Each entry should be quoted word for word, including every mark of punctuation.
===== SOURCE RECORDS =====
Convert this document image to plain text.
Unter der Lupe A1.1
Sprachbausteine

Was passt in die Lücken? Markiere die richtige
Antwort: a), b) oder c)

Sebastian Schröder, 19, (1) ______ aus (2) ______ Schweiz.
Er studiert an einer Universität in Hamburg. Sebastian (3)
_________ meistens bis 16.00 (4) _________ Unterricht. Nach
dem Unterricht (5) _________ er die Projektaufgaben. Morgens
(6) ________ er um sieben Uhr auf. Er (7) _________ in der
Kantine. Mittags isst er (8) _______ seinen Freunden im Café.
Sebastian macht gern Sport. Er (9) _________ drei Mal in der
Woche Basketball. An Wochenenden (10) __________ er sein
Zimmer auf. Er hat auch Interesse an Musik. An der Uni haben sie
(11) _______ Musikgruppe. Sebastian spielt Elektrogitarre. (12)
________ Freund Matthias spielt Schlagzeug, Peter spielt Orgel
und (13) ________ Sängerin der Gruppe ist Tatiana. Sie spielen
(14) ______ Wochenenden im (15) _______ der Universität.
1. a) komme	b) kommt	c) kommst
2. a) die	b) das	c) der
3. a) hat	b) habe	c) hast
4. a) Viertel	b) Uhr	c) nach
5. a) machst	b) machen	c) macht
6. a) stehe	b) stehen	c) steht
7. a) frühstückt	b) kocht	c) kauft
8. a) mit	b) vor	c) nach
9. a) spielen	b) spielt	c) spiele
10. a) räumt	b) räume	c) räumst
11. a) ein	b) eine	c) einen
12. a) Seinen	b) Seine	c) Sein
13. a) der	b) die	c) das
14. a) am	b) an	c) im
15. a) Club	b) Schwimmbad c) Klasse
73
=====
§ **TASK SOLUTION**
Convert this document image to plain text.
Unter der Lupe A1.1
Sprachbausteine

Was passt in die Lücken? Markiere die richtige
Antwort: a), b) oder c)

Sebastian Schröder, 19, (1) ______ aus (2) ______ Schweiz.
Er studiert an einer Universität in Hamburg. Sebastian (3)
_________ meistens bis 16.00 (4) _________ Unterricht. Nach
dem Unterricht (5) _________ er die Projektaufgaben. Morgens
(6) ________ er um sieben Uhr auf. Er (7) _________ in der
Kantine. Mittags isst er (8) _______ seinen Freunden im Café.
Sebastian macht gern Sport. Er (9) _________ drei Mal in der
Woche Basketball. An Wochenenden (10) __________ er sein
Zimmer auf. Er hat auch Interesse an Musik. An der Uni haben sie
(11) _______ Musikgruppe. Sebastian spielt Elektrogitarre. (12)
________ Freund Matthias spielt Schlagzeug, Peter spielt Orgel
und (13) ________ Sängerin der Gruppe ist Tatiana. Sie spielen
(14) ______ Wochenenden im (15) _______ der Universität.
1. a) komme	b) kommt	c) kommst
2. a) die	b) das	c) der
3. a) hat	b) habe	c) hast
4. a) Viertel	b) Uhr	c) nach
5. a) machst	b) machen	c) macht
6. a) stehe	b) stehen	c) steht
7. a) frühstückt	b) kocht	c) kauft
8. a) mit	b) vor	c) nach
9. a) spielen	b) spielt	c) spiele
10. a) räumt	b) räume	c) räumst
11. a) ein	b) eine	c) einen
12. a) Seinen	b) Seine	c) Sein
13. a) der	b) die	c) das
14. a) am	b) an	c) im
15. a) Club	b) Schwimmbad c) Klasse
73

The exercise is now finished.